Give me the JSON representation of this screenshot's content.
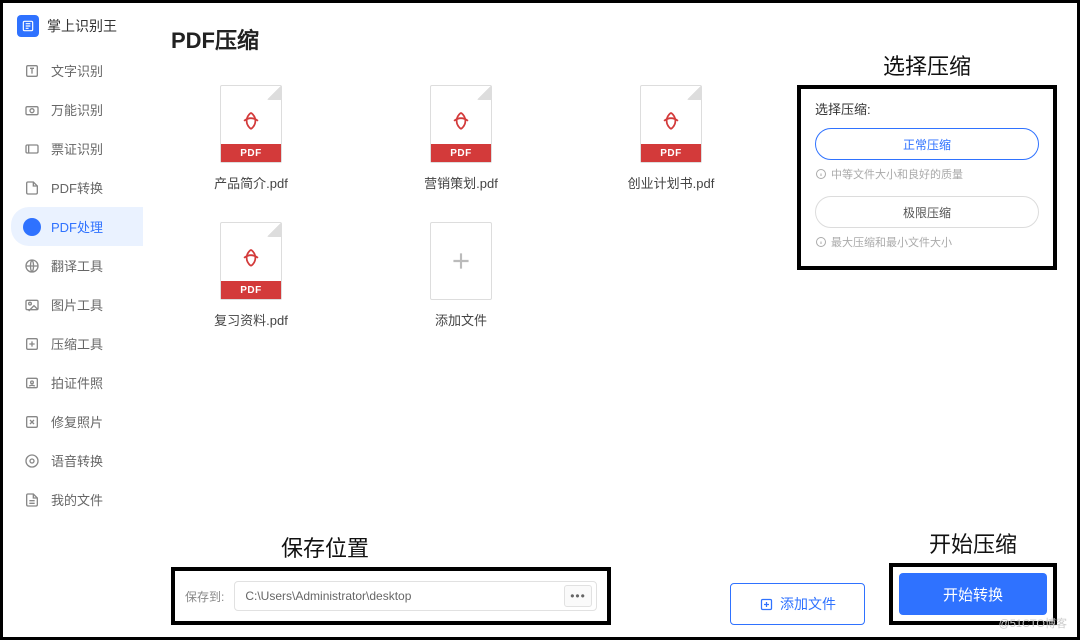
{
  "app": {
    "name": "掌上识别王"
  },
  "sidebar": {
    "items": [
      {
        "label": "文字识别"
      },
      {
        "label": "万能识别"
      },
      {
        "label": "票证识别"
      },
      {
        "label": "PDF转换"
      },
      {
        "label": "PDF处理"
      },
      {
        "label": "翻译工具"
      },
      {
        "label": "图片工具"
      },
      {
        "label": "压缩工具"
      },
      {
        "label": "拍证件照"
      },
      {
        "label": "修复照片"
      },
      {
        "label": "语音转换"
      },
      {
        "label": "我的文件"
      }
    ]
  },
  "page": {
    "title": "PDF压缩",
    "files": [
      {
        "band": "PDF",
        "name": "产品简介.pdf"
      },
      {
        "band": "PDF",
        "name": "营销策划.pdf"
      },
      {
        "band": "PDF",
        "name": "创业计划书.pdf"
      },
      {
        "band": "PDF",
        "name": "复习资料.pdf"
      }
    ],
    "add_tile_label": "添加文件"
  },
  "annotations": {
    "compress": "选择压缩",
    "save": "保存位置",
    "start": "开始压缩"
  },
  "compress_panel": {
    "label": "选择压缩:",
    "option_normal": "正常压缩",
    "hint_normal": "中等文件大小和良好的质量",
    "option_max": "极限压缩",
    "hint_max": "最大压缩和最小文件大小"
  },
  "footer": {
    "save_label": "保存到:",
    "path_value": "C:\\Users\\Administrator\\desktop",
    "path_more": "•••",
    "add_file": "添加文件",
    "start": "开始转换"
  },
  "watermark": "@51CTO博客"
}
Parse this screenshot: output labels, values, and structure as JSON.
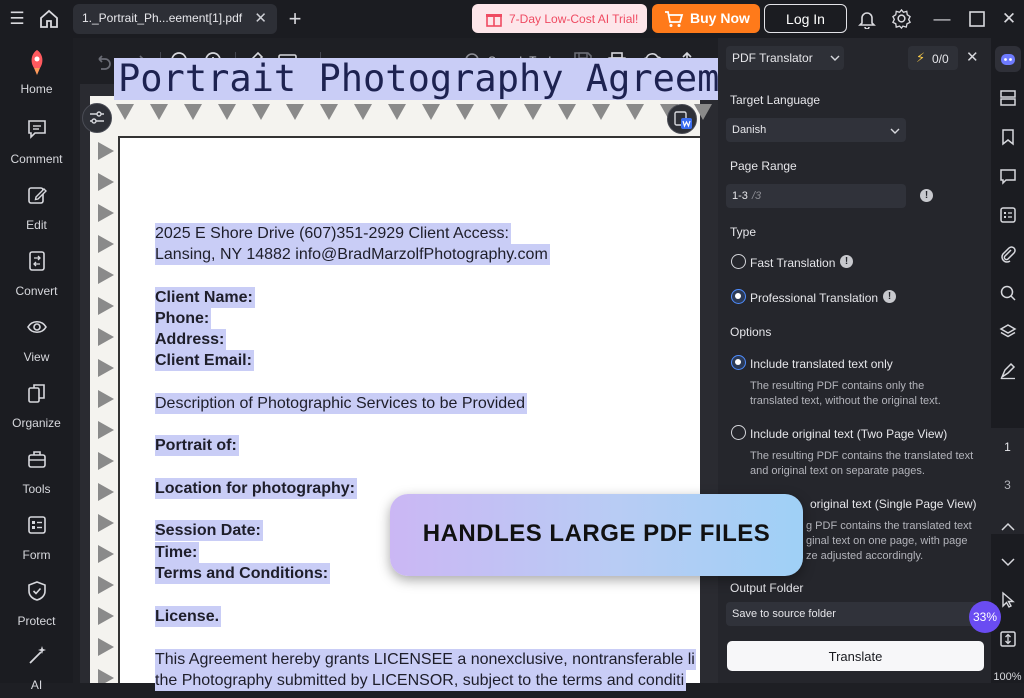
{
  "titlebar": {
    "tab_title": "1._Portrait_Ph...eement[1].pdf",
    "promo_label": "7-Day Low-Cost AI Trial!",
    "buy_label": "Buy Now",
    "login_label": "Log In"
  },
  "sidebar": {
    "items": [
      {
        "label": "Home"
      },
      {
        "label": "Comment"
      },
      {
        "label": "Edit"
      },
      {
        "label": "Convert"
      },
      {
        "label": "View"
      },
      {
        "label": "Organize"
      },
      {
        "label": "Tools"
      },
      {
        "label": "Form"
      },
      {
        "label": "Protect"
      },
      {
        "label": "AI"
      }
    ]
  },
  "toolbar": {
    "search_label": "Search Tools"
  },
  "document": {
    "title": "Portrait Photography Agreem",
    "lines": [
      "2025 E Shore Drive (607)351-2929 Client Access:",
      "Lansing, NY 14882 info@BradMarzolfPhotography.com",
      "Client Name:",
      "Phone:",
      "Address:",
      "Client Email:",
      "Description of Photographic Services to be Provided",
      "Portrait of:",
      "Location for photography:",
      "Session Date:",
      "Time:",
      "Terms and Conditions:",
      "License.",
      "This Agreement hereby grants LICENSEE a nonexclusive, nontransferable li",
      "the Photography submitted by LICENSOR, subject to the terms and conditi"
    ]
  },
  "panel": {
    "tool_name": "PDF Translator",
    "credits": "0/0",
    "target_language_label": "Target Language",
    "target_language_value": "Danish",
    "page_range_label": "Page Range",
    "page_range_value": "1-3",
    "page_range_total": "/3",
    "type_label": "Type",
    "type_fast": "Fast Translation",
    "type_professional": "Professional Translation",
    "options_label": "Options",
    "opt1_label": "Include translated text only",
    "opt1_desc1": "The resulting PDF contains only the",
    "opt1_desc2": "translated text, without the original text.",
    "opt2_label": "Include original text (Two Page View)",
    "opt2_desc1": "The resulting PDF contains the translated text",
    "opt2_desc2": "and original text on separate pages.",
    "opt3_label": "original text (Single Page View)",
    "opt3_desc1": "g PDF contains the translated text",
    "opt3_desc2": "ginal text on one page, with page",
    "opt3_desc3": "ze adjusted accordingly.",
    "output_label": "Output Folder",
    "output_value": "Save to source folder",
    "translate_label": "Translate"
  },
  "right_strip": {
    "page_current": "1",
    "page_total": "3",
    "zoom_partial": "100%",
    "progress_badge": "33%"
  },
  "banner": {
    "text": "HANDLES LARGE PDF FILES"
  }
}
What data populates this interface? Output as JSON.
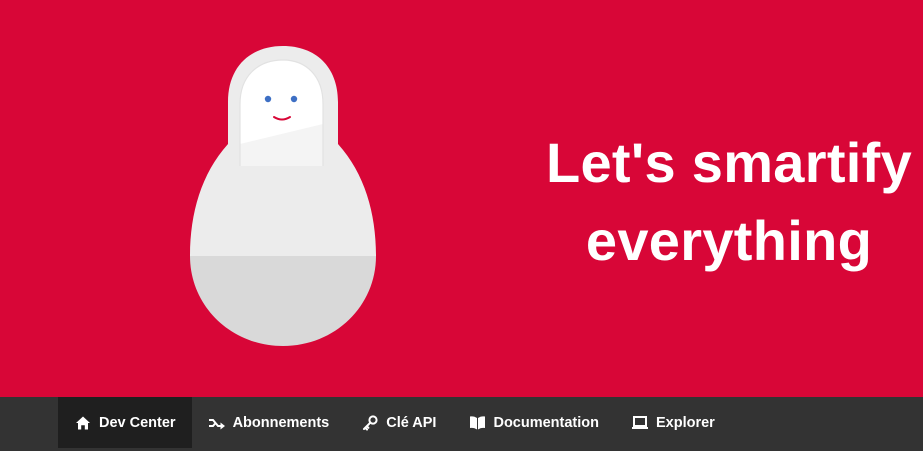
{
  "hero": {
    "tagline_line1": "Let's smartify",
    "tagline_line2": "everything",
    "background_color": "#d80637",
    "illustration": "matryoshka-doll"
  },
  "nav": {
    "items": [
      {
        "label": "Dev Center",
        "icon": "home-icon",
        "active": true
      },
      {
        "label": "Abonnements",
        "icon": "shuffle-icon",
        "active": false
      },
      {
        "label": "Clé API",
        "icon": "key-icon",
        "active": false
      },
      {
        "label": "Documentation",
        "icon": "book-icon",
        "active": false
      },
      {
        "label": "Explorer",
        "icon": "laptop-icon",
        "active": false
      }
    ]
  }
}
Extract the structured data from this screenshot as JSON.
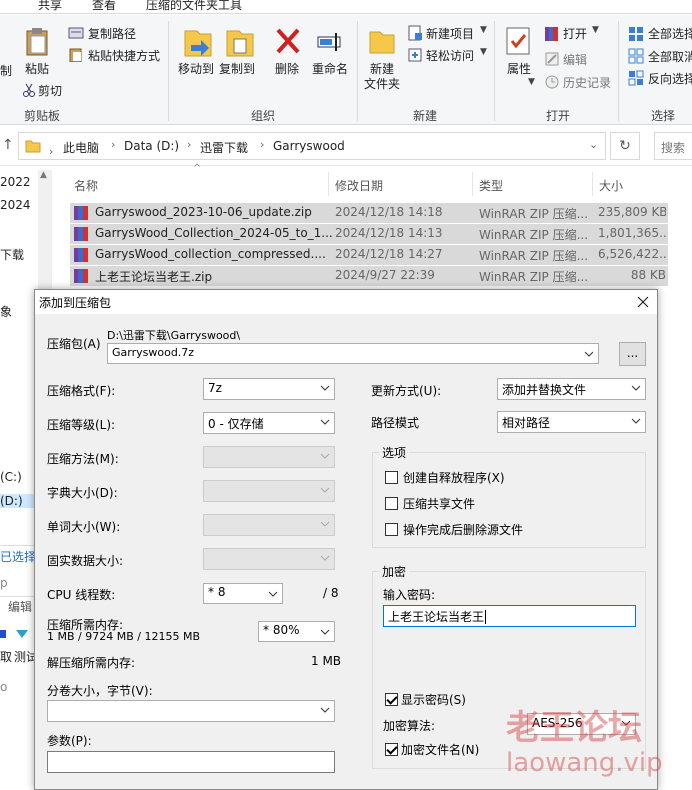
{
  "ribbon": {
    "tabs": [
      "共享",
      "查看",
      "压缩的文件夹工具"
    ],
    "clipboard": {
      "partial": "制",
      "paste": "粘贴",
      "copy_path": "复制路径",
      "paste_shortcut": "粘贴快捷方式",
      "cut": "剪切",
      "group": "剪贴板"
    },
    "organize": {
      "move_to": "移动到",
      "copy_to": "复制到",
      "delete": "删除",
      "rename": "重命名",
      "group": "组织"
    },
    "new": {
      "new_folder_line1": "新建",
      "new_folder_line2": "文件夹",
      "new_item": "新建项目",
      "easy_access": "轻松访问",
      "group": "新建"
    },
    "open": {
      "properties": "属性",
      "open": "打开",
      "edit": "编辑",
      "history": "历史记录",
      "group": "打开"
    },
    "select": {
      "select_all": "全部选择",
      "select_none": "全部取消",
      "invert": "反向选择",
      "group": "选择"
    }
  },
  "address": {
    "crumbs": [
      "此电脑",
      "Data (D:)",
      "迅雷下载",
      "Garryswood"
    ],
    "search_placeholder": "搜索"
  },
  "nav": {
    "items": [
      "2022",
      "2024",
      "下载",
      "象",
      "(C:)",
      "(D:)",
      "已选择",
      "p",
      "编辑",
      "取",
      "测试",
      "o"
    ]
  },
  "filelist": {
    "columns": [
      "名称",
      "修改日期",
      "类型",
      "大小"
    ],
    "rows": [
      {
        "name": "Garryswood_2023-10-06_update.zip",
        "date": "2024/12/18 14:18",
        "type": "WinRAR ZIP 压缩...",
        "size": "235,809 KB"
      },
      {
        "name": "GarrysWood_Collection_2024-05_to_1...",
        "date": "2024/12/18 14:13",
        "type": "WinRAR ZIP 压缩...",
        "size": "1,801,365..."
      },
      {
        "name": "GarrysWood_collection_compressed....",
        "date": "2024/12/18 14:27",
        "type": "WinRAR ZIP 压缩...",
        "size": "6,526,422..."
      },
      {
        "name": "上老王论坛当老王.zip",
        "date": "2024/9/27 22:39",
        "type": "WinRAR ZIP 压缩...",
        "size": "88 KB"
      }
    ]
  },
  "dialog": {
    "title": "添加到压缩包",
    "archive_label": "压缩包(A)",
    "archive_path": "D:\\迅雷下载\\Garryswood\\",
    "archive_name": "Garryswood.7z",
    "browse": "...",
    "format_label": "压缩格式(F):",
    "format_value": "7z",
    "level_label": "压缩等级(L):",
    "level_value": "0 - 仅存储",
    "method_label": "压缩方法(M):",
    "dict_label": "字典大小(D):",
    "word_label": "单词大小(W):",
    "solid_label": "固实数据大小:",
    "cpu_label": "CPU 线程数:",
    "cpu_value": "* 8",
    "cpu_max": "/ 8",
    "mem_label": "压缩所需内存:",
    "mem_detail": "1 MB / 9724 MB / 12155 MB",
    "mem_value": "* 80%",
    "decomp_label": "解压缩所需内存:",
    "decomp_value": "1 MB",
    "split_label": "分卷大小，字节(V):",
    "params_label": "参数(P):",
    "update_label": "更新方式(U):",
    "update_value": "添加并替换文件",
    "pathmode_label": "路径模式",
    "pathmode_value": "相对路径",
    "options_title": "选项",
    "opt_sfx": "创建自释放程序(X)",
    "opt_shared": "压缩共享文件",
    "opt_delete": "操作完成后删除源文件",
    "encrypt_title": "加密",
    "password_label": "输入密码:",
    "password_value": "上老王论坛当老王",
    "show_password": "显示密码(S)",
    "enc_method_label": "加密算法:",
    "enc_method_value": "AES-256",
    "encrypt_names": "加密文件名(N)"
  },
  "watermark": {
    "line1": "老王论坛",
    "line2": "laowang.vip"
  }
}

══════════

REQUIRED WORK
Identify the lines that contain the string "迅雷下载", and copy every one of them.

RESPONSE FOR THIS EXERCISE
      "迅雷下载",
    "archive_path": "D:\\迅雷下载\\Garryswood\\",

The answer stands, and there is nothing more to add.